Exercise description: Give only the number of lines where "label" occurs.

┌────────

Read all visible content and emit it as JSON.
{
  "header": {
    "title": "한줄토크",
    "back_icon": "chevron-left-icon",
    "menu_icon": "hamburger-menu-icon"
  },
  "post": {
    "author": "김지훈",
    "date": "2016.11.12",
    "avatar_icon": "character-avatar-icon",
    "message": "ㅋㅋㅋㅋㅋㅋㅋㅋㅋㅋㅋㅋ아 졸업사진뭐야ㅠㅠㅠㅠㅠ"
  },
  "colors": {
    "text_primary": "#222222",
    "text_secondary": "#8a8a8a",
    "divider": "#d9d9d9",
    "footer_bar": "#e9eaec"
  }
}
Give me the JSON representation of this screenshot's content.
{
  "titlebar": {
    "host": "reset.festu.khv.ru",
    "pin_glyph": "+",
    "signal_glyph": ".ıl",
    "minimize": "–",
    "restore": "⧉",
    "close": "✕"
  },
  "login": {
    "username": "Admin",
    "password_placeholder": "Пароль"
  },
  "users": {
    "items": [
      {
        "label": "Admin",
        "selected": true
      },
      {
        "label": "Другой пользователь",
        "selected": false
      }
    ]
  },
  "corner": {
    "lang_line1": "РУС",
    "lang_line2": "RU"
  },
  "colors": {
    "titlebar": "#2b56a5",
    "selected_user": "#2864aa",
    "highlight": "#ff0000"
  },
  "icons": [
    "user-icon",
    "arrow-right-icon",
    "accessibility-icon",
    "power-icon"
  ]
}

└────────

Solution for this exercise: 2